As opposed to subgroups of some adjacent ethnicities like Maris and Mordvins which have distinctive differences between dialects, Chuvash dialects and specific ethnic subgroup cultural features developed relatively late. It is evidence of Chuvash ancestors in pre-Mongol era were basically united Bulgarian nation which was in process of ethnic consolidation. At the same time all the basic features of common Bulgarian language were formed on basis of different tribal dialects consolidation. Bulgarian language later became a foundation of Chuvash language.

==Toponymy==
In some areas of Virjal settlement Mari toponymy is still used.

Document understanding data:
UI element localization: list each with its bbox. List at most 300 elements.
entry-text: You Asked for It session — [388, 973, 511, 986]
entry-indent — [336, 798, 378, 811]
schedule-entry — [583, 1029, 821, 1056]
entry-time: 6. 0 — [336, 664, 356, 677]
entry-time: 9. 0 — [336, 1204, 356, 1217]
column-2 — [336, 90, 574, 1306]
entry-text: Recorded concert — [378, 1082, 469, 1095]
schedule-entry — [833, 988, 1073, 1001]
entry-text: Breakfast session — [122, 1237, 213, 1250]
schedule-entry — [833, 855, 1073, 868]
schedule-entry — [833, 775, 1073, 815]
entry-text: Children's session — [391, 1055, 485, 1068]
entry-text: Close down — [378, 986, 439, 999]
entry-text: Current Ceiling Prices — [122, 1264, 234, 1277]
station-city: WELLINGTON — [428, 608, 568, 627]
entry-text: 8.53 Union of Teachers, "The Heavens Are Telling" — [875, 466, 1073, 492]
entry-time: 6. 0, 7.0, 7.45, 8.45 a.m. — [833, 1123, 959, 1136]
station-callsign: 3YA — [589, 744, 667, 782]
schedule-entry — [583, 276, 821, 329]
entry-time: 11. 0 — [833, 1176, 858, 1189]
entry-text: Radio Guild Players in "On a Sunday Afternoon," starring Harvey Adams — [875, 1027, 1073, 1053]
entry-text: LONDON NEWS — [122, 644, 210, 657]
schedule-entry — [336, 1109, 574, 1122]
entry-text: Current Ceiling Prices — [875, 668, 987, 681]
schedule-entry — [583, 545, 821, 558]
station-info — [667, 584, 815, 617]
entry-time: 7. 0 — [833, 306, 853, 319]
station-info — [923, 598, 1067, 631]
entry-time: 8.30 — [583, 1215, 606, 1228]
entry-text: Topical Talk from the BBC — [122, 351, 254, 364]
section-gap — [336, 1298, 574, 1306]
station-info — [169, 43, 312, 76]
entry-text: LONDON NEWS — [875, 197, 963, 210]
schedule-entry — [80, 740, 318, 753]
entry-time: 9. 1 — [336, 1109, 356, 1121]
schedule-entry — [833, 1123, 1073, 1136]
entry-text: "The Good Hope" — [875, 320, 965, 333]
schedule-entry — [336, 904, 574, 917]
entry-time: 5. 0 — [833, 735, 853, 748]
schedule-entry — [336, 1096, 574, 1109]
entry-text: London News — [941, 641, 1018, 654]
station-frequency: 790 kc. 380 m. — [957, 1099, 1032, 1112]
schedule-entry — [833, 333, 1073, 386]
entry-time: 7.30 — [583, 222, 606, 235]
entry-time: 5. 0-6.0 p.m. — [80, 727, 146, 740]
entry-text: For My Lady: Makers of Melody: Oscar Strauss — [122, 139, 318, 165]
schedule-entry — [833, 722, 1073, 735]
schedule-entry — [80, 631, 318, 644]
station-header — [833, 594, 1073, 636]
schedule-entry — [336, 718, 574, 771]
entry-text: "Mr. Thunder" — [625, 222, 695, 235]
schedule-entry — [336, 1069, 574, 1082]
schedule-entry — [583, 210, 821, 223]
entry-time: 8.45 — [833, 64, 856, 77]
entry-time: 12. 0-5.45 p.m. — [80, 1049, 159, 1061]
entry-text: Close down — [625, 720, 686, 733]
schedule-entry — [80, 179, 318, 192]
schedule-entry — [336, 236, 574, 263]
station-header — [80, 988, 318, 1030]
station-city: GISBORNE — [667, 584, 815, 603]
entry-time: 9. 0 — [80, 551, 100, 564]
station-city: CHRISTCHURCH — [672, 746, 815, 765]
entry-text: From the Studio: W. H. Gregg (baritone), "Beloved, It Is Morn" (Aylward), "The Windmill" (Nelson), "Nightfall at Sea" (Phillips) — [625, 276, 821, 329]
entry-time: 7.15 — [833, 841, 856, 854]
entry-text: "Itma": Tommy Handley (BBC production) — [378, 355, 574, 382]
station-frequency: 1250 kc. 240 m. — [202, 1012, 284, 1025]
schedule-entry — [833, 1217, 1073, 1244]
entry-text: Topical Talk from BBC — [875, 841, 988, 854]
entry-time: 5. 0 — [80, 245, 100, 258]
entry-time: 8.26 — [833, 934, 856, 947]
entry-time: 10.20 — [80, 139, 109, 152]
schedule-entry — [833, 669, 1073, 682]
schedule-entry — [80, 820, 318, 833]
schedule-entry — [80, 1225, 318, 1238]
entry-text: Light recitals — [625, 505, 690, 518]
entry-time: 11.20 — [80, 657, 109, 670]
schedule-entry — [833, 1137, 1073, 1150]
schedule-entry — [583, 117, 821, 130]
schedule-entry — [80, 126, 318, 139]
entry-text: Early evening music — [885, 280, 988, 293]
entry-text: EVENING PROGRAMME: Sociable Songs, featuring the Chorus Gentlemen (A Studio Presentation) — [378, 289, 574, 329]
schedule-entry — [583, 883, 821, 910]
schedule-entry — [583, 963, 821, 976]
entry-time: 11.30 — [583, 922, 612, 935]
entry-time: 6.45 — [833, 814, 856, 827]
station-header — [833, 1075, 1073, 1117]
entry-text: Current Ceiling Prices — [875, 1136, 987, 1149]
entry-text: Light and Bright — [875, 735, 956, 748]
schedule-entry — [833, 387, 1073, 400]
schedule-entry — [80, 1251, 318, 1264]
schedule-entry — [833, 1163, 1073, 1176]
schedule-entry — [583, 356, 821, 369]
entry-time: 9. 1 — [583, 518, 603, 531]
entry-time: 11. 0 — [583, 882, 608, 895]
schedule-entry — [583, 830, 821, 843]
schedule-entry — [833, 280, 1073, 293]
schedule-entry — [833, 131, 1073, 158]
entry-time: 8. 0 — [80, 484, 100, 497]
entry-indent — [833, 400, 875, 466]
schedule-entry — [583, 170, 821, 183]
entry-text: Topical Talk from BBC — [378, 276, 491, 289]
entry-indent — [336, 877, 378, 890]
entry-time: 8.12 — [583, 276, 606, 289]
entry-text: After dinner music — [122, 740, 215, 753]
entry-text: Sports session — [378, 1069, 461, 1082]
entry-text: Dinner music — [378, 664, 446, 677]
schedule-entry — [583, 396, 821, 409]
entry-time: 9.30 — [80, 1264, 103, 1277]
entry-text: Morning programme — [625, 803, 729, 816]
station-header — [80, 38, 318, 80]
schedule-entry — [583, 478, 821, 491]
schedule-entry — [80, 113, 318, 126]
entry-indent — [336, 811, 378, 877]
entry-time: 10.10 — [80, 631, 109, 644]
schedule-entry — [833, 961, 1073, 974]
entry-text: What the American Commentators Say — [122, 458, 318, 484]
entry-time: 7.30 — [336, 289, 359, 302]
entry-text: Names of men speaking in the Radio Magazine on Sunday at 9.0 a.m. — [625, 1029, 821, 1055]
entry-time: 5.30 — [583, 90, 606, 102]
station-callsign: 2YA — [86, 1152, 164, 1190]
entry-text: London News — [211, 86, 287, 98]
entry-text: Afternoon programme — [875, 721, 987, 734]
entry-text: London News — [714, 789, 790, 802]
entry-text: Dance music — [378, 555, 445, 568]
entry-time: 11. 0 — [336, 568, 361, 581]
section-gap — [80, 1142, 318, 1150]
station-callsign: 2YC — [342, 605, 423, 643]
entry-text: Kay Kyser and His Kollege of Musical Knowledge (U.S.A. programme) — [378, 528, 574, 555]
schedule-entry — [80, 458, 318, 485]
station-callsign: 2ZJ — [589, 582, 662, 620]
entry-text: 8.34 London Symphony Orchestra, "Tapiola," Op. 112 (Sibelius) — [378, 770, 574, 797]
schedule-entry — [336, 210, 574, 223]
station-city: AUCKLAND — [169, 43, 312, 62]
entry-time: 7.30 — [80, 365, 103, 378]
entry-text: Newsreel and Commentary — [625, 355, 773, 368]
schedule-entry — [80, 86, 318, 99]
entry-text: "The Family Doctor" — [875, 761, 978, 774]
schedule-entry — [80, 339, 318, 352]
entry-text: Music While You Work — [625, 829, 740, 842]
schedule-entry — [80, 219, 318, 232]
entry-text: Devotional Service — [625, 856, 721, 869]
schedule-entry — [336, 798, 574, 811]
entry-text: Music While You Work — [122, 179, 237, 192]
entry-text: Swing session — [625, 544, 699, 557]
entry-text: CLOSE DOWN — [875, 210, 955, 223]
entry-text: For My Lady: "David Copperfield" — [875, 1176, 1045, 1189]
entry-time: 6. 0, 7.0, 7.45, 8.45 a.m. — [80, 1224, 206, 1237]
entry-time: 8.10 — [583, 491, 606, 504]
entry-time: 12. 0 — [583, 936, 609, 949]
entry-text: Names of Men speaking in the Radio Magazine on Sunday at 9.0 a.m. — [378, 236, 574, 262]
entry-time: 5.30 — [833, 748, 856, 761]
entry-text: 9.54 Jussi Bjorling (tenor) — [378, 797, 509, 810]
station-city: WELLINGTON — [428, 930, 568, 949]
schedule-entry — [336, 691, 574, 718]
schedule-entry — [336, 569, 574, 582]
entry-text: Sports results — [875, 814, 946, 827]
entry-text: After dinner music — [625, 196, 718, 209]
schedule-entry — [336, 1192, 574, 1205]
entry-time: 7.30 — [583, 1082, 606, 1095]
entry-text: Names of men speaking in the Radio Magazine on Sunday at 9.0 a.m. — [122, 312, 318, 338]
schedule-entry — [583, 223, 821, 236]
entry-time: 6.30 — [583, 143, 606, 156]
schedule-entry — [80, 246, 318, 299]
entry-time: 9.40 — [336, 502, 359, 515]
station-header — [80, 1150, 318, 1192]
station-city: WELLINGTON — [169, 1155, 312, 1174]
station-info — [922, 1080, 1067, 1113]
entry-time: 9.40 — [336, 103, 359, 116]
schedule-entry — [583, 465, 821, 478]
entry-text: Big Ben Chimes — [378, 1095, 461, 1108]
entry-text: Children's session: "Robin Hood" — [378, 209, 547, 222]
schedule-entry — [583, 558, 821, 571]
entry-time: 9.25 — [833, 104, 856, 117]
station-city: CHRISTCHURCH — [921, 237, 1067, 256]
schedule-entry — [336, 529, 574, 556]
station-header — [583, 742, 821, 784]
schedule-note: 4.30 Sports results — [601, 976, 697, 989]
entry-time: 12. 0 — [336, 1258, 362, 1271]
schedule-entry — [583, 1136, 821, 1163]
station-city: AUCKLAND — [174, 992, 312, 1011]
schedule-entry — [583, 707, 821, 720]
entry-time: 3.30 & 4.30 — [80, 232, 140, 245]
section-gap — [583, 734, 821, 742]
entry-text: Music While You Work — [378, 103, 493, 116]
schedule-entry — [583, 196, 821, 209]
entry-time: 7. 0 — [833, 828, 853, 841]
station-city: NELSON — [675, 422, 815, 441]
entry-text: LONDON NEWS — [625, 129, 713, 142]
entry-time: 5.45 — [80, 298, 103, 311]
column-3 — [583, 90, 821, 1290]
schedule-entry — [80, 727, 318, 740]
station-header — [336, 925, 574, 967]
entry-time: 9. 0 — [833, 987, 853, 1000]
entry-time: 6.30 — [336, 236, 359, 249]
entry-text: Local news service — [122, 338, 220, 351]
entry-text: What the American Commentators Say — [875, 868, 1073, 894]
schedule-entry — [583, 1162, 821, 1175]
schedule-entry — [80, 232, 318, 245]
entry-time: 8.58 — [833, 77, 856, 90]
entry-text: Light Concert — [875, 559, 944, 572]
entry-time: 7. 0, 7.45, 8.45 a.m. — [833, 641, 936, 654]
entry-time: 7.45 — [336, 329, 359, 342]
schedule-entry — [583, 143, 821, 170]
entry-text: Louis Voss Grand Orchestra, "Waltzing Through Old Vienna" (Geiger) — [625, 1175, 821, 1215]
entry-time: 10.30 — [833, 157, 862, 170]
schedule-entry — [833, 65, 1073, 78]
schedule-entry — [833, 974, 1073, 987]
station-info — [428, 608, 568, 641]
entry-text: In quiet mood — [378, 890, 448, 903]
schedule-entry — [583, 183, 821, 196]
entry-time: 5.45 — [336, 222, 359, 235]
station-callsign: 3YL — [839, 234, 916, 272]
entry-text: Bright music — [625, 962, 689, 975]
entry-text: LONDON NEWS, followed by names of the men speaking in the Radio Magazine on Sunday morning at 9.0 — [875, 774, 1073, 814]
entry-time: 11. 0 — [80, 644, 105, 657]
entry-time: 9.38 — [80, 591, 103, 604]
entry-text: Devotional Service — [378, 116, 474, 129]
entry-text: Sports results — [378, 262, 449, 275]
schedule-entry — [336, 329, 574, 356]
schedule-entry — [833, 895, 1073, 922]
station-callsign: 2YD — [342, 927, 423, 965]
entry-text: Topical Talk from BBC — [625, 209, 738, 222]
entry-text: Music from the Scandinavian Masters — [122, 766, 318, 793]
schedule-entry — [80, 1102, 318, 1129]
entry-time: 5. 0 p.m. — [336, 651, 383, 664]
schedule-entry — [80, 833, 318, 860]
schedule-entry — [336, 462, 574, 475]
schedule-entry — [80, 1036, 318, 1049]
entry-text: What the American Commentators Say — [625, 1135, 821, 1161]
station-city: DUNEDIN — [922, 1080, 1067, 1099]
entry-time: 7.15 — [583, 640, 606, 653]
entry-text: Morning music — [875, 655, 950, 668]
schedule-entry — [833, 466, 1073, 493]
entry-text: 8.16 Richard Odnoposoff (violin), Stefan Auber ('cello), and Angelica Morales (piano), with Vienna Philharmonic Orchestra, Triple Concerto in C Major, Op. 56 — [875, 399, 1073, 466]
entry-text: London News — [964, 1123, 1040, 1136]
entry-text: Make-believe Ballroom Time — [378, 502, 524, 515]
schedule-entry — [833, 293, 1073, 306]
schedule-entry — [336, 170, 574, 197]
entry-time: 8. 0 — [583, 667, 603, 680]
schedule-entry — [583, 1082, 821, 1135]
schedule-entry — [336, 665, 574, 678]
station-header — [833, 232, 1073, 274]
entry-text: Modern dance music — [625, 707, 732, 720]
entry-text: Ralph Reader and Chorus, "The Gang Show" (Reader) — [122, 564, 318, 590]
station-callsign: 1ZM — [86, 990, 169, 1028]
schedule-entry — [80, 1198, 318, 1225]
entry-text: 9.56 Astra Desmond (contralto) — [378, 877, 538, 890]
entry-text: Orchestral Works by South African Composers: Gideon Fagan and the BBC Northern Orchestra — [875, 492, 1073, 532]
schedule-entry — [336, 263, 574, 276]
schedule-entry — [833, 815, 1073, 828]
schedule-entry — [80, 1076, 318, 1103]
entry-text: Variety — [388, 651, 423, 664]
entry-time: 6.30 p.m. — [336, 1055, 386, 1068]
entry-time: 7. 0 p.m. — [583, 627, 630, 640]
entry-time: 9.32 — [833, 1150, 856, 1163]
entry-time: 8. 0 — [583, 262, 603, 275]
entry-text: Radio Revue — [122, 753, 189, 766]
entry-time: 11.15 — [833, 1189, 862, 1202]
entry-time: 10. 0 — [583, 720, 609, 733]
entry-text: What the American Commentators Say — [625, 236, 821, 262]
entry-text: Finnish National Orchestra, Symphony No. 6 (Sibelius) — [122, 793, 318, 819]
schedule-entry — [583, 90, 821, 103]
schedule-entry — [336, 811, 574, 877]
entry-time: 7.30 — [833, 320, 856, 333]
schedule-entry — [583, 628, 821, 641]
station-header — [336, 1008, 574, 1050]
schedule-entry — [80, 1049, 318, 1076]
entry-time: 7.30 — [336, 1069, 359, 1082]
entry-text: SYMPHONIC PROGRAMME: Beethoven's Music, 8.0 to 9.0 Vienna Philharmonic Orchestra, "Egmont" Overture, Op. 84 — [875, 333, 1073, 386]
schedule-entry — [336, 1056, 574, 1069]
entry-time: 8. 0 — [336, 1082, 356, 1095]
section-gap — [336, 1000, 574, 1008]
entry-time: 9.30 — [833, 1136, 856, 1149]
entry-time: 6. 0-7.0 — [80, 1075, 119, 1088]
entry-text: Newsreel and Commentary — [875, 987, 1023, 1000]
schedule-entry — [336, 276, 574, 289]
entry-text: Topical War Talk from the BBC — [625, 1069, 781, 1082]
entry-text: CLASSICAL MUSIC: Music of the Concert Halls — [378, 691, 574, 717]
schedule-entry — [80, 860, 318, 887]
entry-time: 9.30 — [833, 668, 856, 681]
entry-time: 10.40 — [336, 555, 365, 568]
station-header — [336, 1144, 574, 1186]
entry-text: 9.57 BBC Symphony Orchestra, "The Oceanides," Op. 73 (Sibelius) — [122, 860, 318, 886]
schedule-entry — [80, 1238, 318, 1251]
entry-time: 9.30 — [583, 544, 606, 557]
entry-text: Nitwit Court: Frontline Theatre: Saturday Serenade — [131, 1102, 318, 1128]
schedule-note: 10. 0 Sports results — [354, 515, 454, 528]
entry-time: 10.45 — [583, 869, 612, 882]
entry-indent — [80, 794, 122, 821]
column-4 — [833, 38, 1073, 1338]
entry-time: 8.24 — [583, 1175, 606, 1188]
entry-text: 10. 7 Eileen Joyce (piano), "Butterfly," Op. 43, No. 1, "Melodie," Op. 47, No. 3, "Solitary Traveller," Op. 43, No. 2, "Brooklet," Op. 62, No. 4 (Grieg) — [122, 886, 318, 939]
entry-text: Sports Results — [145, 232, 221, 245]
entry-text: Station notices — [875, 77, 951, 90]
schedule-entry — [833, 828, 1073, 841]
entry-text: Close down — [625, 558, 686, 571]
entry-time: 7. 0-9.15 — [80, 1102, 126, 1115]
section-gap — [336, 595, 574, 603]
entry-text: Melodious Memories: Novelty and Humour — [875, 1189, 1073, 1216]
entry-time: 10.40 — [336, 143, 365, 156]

**Activity list**
(a) Answer these questions using the text on Chuvash dialects:
(i) Which two adjacent ethnicities are named as having distinctive differences between dialects?
(ii) What language later became a foundation of the Chuvash language?
(iii) What toponymy is still used in some areas of Virjal settlement?
(b) Reproduce everything in the text on Chuvash dialects from "As opposed to" down to "of Chuvash language.".

**Your written answers**
(a)
(i) Maris and Mordvins
(ii) Bulgarian language
(iii) Mari toponymy

(b)
As opposed to subgroups of some adjacent ethnicities like Maris and Mordvins which have distinctive differences between dialects, Chuvash dialects and specific ethnic subgroup cultural features developed relatively late. It is evidence of Chuvash ancestors in pre-Mongol era were basically united Bulgarian nation which was in process of ethnic consolidation. At the same time all the basic features of common Bulgarian language were formed on basis of different tribal dialects consolidation. Bulgarian language later became a foundation of Chuvash language.